▸ PROBLEM
Wherever the string "Optics" appears in a line, extract that line.
++++ EXERCISE MATERIAL ++++
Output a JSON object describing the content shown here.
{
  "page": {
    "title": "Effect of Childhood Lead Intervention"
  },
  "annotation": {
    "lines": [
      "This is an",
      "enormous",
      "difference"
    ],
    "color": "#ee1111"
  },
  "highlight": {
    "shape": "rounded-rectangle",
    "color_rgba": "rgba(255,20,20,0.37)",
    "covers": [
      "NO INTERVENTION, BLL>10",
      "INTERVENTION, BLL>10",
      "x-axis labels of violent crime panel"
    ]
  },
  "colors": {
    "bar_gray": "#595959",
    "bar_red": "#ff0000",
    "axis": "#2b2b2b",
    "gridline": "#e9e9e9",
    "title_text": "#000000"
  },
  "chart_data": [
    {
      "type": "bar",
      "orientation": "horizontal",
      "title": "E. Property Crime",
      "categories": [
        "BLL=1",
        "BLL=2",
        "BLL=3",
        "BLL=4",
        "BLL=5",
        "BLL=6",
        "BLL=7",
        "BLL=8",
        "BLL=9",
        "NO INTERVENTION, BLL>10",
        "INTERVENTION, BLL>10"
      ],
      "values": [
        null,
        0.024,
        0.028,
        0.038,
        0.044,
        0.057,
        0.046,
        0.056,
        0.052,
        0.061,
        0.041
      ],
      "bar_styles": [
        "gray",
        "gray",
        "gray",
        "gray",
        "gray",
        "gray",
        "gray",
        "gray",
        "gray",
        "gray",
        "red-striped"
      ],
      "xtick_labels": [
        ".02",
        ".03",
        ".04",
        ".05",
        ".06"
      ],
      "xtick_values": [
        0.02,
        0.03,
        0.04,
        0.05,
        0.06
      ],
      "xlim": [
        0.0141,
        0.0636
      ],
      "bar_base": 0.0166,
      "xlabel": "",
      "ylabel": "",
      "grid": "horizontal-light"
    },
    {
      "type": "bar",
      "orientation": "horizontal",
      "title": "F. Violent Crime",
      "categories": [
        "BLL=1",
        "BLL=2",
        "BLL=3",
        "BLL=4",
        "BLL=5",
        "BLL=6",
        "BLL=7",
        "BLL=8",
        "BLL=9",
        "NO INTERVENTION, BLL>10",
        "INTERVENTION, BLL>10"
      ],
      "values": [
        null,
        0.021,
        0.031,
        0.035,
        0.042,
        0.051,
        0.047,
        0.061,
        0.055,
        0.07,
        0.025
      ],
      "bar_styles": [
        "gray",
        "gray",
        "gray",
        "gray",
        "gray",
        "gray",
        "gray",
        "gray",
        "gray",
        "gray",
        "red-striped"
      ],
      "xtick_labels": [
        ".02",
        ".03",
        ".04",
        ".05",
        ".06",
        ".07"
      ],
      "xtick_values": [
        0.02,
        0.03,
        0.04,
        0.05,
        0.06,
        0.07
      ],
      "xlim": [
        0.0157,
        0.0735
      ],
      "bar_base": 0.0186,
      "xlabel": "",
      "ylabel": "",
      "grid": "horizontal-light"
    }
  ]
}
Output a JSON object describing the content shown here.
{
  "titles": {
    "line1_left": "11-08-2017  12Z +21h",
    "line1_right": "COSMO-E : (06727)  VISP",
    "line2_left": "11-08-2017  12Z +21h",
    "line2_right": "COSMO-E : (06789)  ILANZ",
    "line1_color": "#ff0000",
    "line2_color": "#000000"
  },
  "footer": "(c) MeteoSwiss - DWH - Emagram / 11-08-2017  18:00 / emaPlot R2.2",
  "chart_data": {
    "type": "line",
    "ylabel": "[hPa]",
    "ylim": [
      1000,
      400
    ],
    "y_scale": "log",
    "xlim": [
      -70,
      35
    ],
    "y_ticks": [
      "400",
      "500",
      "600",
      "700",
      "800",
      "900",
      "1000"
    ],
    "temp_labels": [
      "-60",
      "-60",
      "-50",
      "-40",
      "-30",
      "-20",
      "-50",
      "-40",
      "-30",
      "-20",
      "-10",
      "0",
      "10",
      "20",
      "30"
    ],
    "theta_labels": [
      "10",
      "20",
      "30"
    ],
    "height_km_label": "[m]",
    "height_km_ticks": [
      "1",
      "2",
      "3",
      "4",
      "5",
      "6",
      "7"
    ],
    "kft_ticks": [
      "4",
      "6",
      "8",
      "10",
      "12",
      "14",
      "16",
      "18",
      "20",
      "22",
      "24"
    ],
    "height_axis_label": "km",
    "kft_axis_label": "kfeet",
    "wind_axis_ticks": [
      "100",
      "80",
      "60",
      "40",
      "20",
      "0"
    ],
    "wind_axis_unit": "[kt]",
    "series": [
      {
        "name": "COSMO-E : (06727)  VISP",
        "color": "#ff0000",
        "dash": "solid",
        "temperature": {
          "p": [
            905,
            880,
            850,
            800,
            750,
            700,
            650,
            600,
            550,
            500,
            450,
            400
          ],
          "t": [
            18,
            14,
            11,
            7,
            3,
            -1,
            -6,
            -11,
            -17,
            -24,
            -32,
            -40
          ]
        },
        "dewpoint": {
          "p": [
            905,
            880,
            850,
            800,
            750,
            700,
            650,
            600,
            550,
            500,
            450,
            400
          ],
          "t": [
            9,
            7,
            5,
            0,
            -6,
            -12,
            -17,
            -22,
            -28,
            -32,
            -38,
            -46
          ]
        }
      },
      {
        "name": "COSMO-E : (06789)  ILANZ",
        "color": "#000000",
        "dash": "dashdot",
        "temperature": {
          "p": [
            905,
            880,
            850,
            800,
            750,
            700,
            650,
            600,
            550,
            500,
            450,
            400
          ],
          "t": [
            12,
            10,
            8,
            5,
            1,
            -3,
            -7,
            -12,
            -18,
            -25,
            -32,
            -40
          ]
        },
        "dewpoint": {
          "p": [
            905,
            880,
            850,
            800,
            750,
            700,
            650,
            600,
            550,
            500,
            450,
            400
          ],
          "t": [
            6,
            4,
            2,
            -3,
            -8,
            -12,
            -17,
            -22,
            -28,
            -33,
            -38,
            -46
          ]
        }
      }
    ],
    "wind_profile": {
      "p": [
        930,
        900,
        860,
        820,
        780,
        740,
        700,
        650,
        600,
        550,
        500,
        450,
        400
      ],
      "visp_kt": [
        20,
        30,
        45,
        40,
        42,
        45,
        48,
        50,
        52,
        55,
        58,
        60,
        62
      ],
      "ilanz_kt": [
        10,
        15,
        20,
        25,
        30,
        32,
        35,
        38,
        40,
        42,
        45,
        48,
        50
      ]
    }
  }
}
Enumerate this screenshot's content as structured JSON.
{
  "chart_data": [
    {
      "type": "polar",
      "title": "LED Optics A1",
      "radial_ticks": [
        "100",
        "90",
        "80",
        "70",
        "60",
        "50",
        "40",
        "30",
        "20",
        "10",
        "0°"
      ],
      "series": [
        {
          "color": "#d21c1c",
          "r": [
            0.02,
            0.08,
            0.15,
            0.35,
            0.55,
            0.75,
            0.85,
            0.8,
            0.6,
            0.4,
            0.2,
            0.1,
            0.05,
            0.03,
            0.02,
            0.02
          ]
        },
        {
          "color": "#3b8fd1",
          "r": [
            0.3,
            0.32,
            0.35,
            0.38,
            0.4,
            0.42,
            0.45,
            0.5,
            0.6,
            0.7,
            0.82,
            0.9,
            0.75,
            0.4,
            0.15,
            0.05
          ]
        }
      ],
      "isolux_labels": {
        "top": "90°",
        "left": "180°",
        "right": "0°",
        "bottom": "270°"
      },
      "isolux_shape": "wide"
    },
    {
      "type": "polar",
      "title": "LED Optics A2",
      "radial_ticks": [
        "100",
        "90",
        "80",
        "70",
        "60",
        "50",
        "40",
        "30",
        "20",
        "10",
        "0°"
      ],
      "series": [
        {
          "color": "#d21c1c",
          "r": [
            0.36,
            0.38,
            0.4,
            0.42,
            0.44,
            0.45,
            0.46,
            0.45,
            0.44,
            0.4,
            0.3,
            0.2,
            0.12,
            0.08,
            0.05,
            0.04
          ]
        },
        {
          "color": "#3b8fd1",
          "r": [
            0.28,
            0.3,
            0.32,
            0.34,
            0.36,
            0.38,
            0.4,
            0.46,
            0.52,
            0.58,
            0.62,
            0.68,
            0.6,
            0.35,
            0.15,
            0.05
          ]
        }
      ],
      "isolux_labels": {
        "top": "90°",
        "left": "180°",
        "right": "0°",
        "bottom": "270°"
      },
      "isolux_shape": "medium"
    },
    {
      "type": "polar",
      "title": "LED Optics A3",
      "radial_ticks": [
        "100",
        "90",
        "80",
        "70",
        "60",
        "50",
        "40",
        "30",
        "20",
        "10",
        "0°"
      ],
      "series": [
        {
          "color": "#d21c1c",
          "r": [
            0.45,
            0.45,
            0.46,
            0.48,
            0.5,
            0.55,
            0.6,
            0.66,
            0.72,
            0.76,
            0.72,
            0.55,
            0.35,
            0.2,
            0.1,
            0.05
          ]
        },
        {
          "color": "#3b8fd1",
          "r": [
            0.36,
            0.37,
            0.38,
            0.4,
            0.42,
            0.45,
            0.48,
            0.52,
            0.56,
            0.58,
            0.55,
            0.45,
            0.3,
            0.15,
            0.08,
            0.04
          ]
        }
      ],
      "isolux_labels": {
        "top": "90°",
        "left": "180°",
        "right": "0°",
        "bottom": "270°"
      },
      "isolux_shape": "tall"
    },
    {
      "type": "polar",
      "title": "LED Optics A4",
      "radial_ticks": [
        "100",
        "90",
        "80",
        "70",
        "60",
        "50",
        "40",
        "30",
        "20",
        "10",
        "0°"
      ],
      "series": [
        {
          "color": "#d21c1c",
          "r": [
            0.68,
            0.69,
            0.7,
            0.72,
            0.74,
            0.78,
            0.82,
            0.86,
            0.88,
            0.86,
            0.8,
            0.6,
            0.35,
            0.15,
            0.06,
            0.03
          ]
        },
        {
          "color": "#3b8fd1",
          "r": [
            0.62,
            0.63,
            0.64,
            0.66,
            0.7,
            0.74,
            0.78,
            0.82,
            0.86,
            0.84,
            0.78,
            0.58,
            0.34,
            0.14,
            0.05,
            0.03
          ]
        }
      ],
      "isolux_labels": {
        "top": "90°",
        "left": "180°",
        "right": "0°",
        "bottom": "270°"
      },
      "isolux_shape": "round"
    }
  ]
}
++++
▸ EXPECTED ANSWER
      "title": "LED Optics A1",
      "title": "LED Optics A2",
      "title": "LED Optics A3",
      "title": "LED Optics A4",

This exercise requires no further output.